Find each line containing the string "ylabel". Copy it.

— Start of Dataset extract —

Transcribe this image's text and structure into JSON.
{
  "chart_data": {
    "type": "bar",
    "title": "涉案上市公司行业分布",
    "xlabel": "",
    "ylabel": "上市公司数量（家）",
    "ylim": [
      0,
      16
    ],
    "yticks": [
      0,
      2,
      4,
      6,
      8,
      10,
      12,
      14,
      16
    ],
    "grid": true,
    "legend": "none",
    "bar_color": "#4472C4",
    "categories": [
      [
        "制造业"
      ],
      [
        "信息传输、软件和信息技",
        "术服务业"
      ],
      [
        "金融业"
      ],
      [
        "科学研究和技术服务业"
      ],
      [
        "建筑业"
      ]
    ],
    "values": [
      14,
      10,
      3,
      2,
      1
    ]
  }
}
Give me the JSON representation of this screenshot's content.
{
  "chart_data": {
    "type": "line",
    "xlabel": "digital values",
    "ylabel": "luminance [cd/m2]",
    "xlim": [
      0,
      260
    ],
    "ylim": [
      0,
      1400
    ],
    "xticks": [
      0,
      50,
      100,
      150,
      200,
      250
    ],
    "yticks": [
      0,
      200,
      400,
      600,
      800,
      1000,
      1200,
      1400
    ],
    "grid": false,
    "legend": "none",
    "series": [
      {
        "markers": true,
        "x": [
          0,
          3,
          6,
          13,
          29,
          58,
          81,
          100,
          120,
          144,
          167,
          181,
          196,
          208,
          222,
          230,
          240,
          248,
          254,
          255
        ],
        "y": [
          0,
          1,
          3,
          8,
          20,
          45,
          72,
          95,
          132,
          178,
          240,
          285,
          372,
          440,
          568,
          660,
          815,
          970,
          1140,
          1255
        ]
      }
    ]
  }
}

— End of Dataset extract —

### Correct output:
    "ylabel": "上市公司数量（家）",
    "ylabel": "luminance [cd/m2]",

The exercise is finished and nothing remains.